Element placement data
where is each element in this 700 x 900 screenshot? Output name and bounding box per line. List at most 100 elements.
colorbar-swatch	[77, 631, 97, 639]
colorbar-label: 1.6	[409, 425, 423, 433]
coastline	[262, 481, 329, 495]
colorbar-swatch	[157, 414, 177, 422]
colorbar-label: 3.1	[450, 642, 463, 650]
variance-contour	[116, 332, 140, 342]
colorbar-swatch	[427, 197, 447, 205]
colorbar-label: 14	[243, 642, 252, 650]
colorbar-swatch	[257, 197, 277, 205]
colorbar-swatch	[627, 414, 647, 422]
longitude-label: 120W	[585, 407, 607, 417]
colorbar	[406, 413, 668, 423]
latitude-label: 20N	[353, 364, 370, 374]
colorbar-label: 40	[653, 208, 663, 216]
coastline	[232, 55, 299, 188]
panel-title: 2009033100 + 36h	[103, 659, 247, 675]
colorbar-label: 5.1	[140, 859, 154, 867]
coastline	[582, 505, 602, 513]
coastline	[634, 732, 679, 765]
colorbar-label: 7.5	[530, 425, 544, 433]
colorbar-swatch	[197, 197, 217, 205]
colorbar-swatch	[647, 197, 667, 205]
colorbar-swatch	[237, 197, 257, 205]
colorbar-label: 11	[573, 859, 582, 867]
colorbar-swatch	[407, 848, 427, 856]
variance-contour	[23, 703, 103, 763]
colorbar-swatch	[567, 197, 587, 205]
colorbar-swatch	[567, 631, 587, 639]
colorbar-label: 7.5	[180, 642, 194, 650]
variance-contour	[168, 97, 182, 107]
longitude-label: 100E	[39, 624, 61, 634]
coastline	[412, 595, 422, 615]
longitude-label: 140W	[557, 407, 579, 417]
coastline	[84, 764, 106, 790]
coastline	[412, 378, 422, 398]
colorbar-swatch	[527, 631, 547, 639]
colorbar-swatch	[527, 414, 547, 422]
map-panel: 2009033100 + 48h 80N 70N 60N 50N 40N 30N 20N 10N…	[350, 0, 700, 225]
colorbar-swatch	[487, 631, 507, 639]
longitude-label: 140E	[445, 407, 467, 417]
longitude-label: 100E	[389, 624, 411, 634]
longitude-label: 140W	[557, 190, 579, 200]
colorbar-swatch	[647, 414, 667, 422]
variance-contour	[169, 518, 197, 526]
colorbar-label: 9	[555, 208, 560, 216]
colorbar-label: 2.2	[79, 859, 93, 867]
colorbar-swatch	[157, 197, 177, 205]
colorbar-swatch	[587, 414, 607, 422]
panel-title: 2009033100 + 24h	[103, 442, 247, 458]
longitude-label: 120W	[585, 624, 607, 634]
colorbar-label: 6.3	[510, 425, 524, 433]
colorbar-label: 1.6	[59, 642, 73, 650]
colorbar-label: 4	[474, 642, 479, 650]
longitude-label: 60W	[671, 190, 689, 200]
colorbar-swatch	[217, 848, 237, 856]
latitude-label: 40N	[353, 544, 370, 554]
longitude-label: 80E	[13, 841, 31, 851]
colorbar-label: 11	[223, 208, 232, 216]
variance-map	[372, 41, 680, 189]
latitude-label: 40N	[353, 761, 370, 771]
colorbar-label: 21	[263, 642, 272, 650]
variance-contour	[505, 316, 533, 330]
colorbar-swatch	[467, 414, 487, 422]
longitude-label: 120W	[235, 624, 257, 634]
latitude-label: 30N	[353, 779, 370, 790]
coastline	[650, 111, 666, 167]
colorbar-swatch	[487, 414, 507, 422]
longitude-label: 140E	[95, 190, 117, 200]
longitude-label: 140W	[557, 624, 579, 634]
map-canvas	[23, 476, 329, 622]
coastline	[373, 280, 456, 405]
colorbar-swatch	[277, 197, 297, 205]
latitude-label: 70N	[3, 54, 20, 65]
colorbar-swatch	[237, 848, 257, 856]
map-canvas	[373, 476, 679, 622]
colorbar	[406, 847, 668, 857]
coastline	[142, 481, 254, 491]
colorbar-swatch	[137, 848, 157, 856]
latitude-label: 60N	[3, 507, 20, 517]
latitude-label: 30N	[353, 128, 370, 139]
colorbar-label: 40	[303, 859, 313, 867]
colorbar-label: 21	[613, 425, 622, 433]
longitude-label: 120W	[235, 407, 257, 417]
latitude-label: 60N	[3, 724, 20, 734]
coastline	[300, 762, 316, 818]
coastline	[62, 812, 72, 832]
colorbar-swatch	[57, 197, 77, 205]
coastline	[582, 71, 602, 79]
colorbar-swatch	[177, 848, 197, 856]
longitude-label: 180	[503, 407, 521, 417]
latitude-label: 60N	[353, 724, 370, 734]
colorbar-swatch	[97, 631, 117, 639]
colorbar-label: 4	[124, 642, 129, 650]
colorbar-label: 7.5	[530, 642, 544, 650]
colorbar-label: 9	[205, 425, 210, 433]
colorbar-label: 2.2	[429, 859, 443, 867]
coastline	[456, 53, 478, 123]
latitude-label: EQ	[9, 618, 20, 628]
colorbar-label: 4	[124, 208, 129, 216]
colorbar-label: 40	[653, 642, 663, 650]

▶ _DIRECTIONS_
Reproduce every item above word for word, character for character.

▶ _FINAL RESULT_
where is each element in this 700 x 900 screenshot? Output name and bounding box per line. List at most 100 elements.
colorbar-swatch	[77, 631, 97, 639]
colorbar-label: 1.6	[409, 425, 423, 433]
coastline	[262, 481, 329, 495]
colorbar-swatch	[157, 414, 177, 422]
colorbar-label: 3.1	[450, 642, 463, 650]
variance-contour	[116, 332, 140, 342]
colorbar-swatch	[427, 197, 447, 205]
colorbar-label: 14	[243, 642, 252, 650]
colorbar-swatch	[257, 197, 277, 205]
colorbar-swatch	[627, 414, 647, 422]
longitude-label: 120W	[585, 407, 607, 417]
colorbar	[406, 413, 668, 423]
latitude-label: 20N	[353, 364, 370, 374]
colorbar-label: 40	[653, 208, 663, 216]
coastline	[232, 55, 299, 188]
panel-title: 2009033100 + 36h	[103, 659, 247, 675]
colorbar-label: 5.1	[140, 859, 154, 867]
coastline	[582, 505, 602, 513]
coastline	[634, 732, 679, 765]
colorbar-label: 7.5	[530, 425, 544, 433]
colorbar-swatch	[197, 197, 217, 205]
colorbar-swatch	[647, 197, 667, 205]
colorbar-swatch	[237, 197, 257, 205]
colorbar-label: 11	[573, 859, 582, 867]
colorbar-swatch	[407, 848, 427, 856]
variance-contour	[23, 703, 103, 763]
colorbar-swatch	[567, 197, 587, 205]
colorbar-swatch	[567, 631, 587, 639]
colorbar-label: 7.5	[180, 642, 194, 650]
variance-contour	[168, 97, 182, 107]
longitude-label: 100E	[39, 624, 61, 634]
coastline	[412, 595, 422, 615]
longitude-label: 140W	[557, 407, 579, 417]
coastline	[84, 764, 106, 790]
coastline	[412, 378, 422, 398]
colorbar-swatch	[527, 631, 547, 639]
colorbar-swatch	[527, 414, 547, 422]
map-panel: 2009033100 + 48h 80N 70N 60N 50N 40N 30N 20N 10N…	[350, 0, 700, 225]
colorbar-swatch	[487, 631, 507, 639]
longitude-label: 140E	[445, 407, 467, 417]
longitude-label: 100E	[389, 624, 411, 634]
longitude-label: 140W	[557, 190, 579, 200]
colorbar-swatch	[647, 414, 667, 422]
variance-contour	[169, 518, 197, 526]
colorbar-label: 9	[555, 208, 560, 216]
colorbar-label: 2.2	[79, 859, 93, 867]
colorbar-swatch	[157, 197, 177, 205]
colorbar-swatch	[587, 414, 607, 422]
panel-title: 2009033100 + 24h	[103, 442, 247, 458]
longitude-label: 120W	[585, 624, 607, 634]
colorbar-label: 6.3	[510, 425, 524, 433]
colorbar-label: 1.6	[59, 642, 73, 650]
colorbar-label: 4	[474, 642, 479, 650]
longitude-label: 60W	[671, 190, 689, 200]
colorbar-swatch	[217, 848, 237, 856]
latitude-label: 40N	[353, 544, 370, 554]
longitude-label: 80E	[13, 841, 31, 851]
colorbar-label: 11	[223, 208, 232, 216]
variance-map	[372, 41, 680, 189]
latitude-label: 40N	[353, 761, 370, 771]
colorbar-label: 21	[263, 642, 272, 650]
variance-contour	[505, 316, 533, 330]
colorbar-swatch	[467, 414, 487, 422]
longitude-label: 120W	[235, 624, 257, 634]
latitude-label: 30N	[353, 779, 370, 790]
coastline	[650, 111, 666, 167]
colorbar-swatch	[487, 414, 507, 422]
longitude-label: 140E	[95, 190, 117, 200]
longitude-label: 140W	[557, 624, 579, 634]
map-canvas	[23, 476, 329, 622]
coastline	[373, 280, 456, 405]
colorbar-swatch	[277, 197, 297, 205]
latitude-label: 70N	[3, 54, 20, 65]
colorbar-swatch	[237, 848, 257, 856]
map-canvas	[373, 476, 679, 622]
colorbar	[406, 847, 668, 857]
coastline	[142, 481, 254, 491]
colorbar-swatch	[137, 848, 157, 856]
latitude-label: 60N	[3, 507, 20, 517]
latitude-label: 30N	[353, 128, 370, 139]
colorbar-label: 40	[303, 859, 313, 867]
colorbar-label: 21	[613, 425, 622, 433]
longitude-label: 120W	[235, 407, 257, 417]
latitude-label: 60N	[3, 724, 20, 734]
coastline	[300, 762, 316, 818]
coastline	[62, 812, 72, 832]
colorbar-swatch	[57, 197, 77, 205]
coastline	[582, 71, 602, 79]
colorbar-swatch	[177, 848, 197, 856]
longitude-label: 180	[503, 407, 521, 417]
latitude-label: 60N	[353, 724, 370, 734]
colorbar-swatch	[97, 631, 117, 639]
colorbar-label: 4	[124, 642, 129, 650]
colorbar-label: 7.5	[530, 642, 544, 650]
colorbar-label: 9	[205, 425, 210, 433]
colorbar-label: 2.2	[429, 859, 443, 867]
coastline	[456, 53, 478, 123]
latitude-label: EQ	[9, 618, 20, 628]
colorbar-label: 4	[124, 208, 129, 216]
colorbar-label: 40	[653, 642, 663, 650]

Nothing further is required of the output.